BEGIN Data to process

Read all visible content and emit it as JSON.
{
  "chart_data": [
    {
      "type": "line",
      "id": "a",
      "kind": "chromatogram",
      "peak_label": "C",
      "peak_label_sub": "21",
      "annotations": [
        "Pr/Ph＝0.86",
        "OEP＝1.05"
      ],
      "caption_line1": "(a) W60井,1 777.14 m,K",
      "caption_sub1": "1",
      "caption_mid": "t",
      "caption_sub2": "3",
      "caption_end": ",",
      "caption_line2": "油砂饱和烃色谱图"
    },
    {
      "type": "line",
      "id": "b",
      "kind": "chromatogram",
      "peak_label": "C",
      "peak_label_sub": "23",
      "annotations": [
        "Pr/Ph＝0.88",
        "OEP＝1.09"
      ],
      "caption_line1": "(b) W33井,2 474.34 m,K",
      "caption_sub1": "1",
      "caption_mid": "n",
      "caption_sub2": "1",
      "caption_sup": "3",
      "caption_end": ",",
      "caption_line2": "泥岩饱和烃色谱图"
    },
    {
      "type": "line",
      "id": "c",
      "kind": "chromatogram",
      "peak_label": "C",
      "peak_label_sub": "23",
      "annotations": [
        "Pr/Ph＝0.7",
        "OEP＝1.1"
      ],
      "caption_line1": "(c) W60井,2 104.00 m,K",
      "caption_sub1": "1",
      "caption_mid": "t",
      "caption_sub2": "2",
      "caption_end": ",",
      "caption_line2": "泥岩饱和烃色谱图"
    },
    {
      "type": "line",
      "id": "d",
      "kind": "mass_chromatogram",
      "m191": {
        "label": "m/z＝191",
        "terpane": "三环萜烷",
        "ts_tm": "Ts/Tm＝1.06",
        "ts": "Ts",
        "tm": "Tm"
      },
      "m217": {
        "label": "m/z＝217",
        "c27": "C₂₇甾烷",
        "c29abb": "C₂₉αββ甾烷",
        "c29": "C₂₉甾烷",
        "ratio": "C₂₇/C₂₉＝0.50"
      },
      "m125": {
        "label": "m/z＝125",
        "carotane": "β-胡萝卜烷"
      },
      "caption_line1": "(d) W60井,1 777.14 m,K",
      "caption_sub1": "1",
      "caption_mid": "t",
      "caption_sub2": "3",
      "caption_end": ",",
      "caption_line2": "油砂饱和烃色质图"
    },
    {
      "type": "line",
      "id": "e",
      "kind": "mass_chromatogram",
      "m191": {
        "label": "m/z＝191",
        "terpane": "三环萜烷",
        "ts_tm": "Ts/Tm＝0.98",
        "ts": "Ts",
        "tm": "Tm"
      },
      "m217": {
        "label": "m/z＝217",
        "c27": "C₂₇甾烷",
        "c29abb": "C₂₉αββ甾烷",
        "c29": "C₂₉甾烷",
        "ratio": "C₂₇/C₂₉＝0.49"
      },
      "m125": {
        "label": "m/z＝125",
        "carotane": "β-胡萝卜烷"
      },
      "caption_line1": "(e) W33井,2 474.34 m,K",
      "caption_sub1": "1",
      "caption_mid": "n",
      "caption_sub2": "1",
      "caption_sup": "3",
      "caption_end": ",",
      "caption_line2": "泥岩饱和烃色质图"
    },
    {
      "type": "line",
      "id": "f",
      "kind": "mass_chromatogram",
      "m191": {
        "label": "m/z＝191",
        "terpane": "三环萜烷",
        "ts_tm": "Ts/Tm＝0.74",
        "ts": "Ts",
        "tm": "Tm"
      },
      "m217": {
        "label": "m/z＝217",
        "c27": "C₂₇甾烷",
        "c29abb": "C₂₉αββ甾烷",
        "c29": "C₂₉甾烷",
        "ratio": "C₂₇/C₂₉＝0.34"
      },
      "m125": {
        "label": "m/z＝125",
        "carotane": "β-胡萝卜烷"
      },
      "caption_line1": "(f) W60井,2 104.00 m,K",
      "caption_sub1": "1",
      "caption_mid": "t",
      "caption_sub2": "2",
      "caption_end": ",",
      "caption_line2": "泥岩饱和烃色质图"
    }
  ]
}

END Data to process

== Task prompt ==
Print back all the lines verbatim.

== Solution to this exercise ==
Read all visible content and emit it as JSON.
{
  "chart_data": [
    {
      "type": "line",
      "id": "a",
      "kind": "chromatogram",
      "peak_label": "C",
      "peak_label_sub": "21",
      "annotations": [
        "Pr/Ph＝0.86",
        "OEP＝1.05"
      ],
      "caption_line1": "(a) W60井,1 777.14 m,K",
      "caption_sub1": "1",
      "caption_mid": "t",
      "caption_sub2": "3",
      "caption_end": ",",
      "caption_line2": "油砂饱和烃色谱图"
    },
    {
      "type": "line",
      "id": "b",
      "kind": "chromatogram",
      "peak_label": "C",
      "peak_label_sub": "23",
      "annotations": [
        "Pr/Ph＝0.88",
        "OEP＝1.09"
      ],
      "caption_line1": "(b) W33井,2 474.34 m,K",
      "caption_sub1": "1",
      "caption_mid": "n",
      "caption_sub2": "1",
      "caption_sup": "3",
      "caption_end": ",",
      "caption_line2": "泥岩饱和烃色谱图"
    },
    {
      "type": "line",
      "id": "c",
      "kind": "chromatogram",
      "peak_label": "C",
      "peak_label_sub": "23",
      "annotations": [
        "Pr/Ph＝0.7",
        "OEP＝1.1"
      ],
      "caption_line1": "(c) W60井,2 104.00 m,K",
      "caption_sub1": "1",
      "caption_mid": "t",
      "caption_sub2": "2",
      "caption_end": ",",
      "caption_line2": "泥岩饱和烃色谱图"
    },
    {
      "type": "line",
      "id": "d",
      "kind": "mass_chromatogram",
      "m191": {
        "label": "m/z＝191",
        "terpane": "三环萜烷",
        "ts_tm": "Ts/Tm＝1.06",
        "ts": "Ts",
        "tm": "Tm"
      },
      "m217": {
        "label": "m/z＝217",
        "c27": "C₂₇甾烷",
        "c29abb": "C₂₉αββ甾烷",
        "c29": "C₂₉甾烷",
        "ratio": "C₂₇/C₂₉＝0.50"
      },
      "m125": {
        "label": "m/z＝125",
        "carotane": "β-胡萝卜烷"
      },
      "caption_line1": "(d) W60井,1 777.14 m,K",
      "caption_sub1": "1",
      "caption_mid": "t",
      "caption_sub2": "3",
      "caption_end": ",",
      "caption_line2": "油砂饱和烃色质图"
    },
    {
      "type": "line",
      "id": "e",
      "kind": "mass_chromatogram",
      "m191": {
        "label": "m/z＝191",
        "terpane": "三环萜烷",
        "ts_tm": "Ts/Tm＝0.98",
        "ts": "Ts",
        "tm": "Tm"
      },
      "m217": {
        "label": "m/z＝217",
        "c27": "C₂₇甾烷",
        "c29abb": "C₂₉αββ甾烷",
        "c29": "C₂₉甾烷",
        "ratio": "C₂₇/C₂₉＝0.49"
      },
      "m125": {
        "label": "m/z＝125",
        "carotane": "β-胡萝卜烷"
      },
      "caption_line1": "(e) W33井,2 474.34 m,K",
      "caption_sub1": "1",
      "caption_mid": "n",
      "caption_sub2": "1",
      "caption_sup": "3",
      "caption_end": ",",
      "caption_line2": "泥岩饱和烃色质图"
    },
    {
      "type": "line",
      "id": "f",
      "kind": "mass_chromatogram",
      "m191": {
        "label": "m/z＝191",
        "terpane": "三环萜烷",
        "ts_tm": "Ts/Tm＝0.74",
        "ts": "Ts",
        "tm": "Tm"
      },
      "m217": {
        "label": "m/z＝217",
        "c27": "C₂₇甾烷",
        "c29abb": "C₂₉αββ甾烷",
        "c29": "C₂₉甾烷",
        "ratio": "C₂₇/C₂₉＝0.34"
      },
      "m125": {
        "label": "m/z＝125",
        "carotane": "β-胡萝卜烷"
      },
      "caption_line1": "(f) W60井,2 104.00 m,K",
      "caption_sub1": "1",
      "caption_mid": "t",
      "caption_sub2": "2",
      "caption_end": ",",
      "caption_line2": "泥岩饱和烃色质图"
    }
  ]
}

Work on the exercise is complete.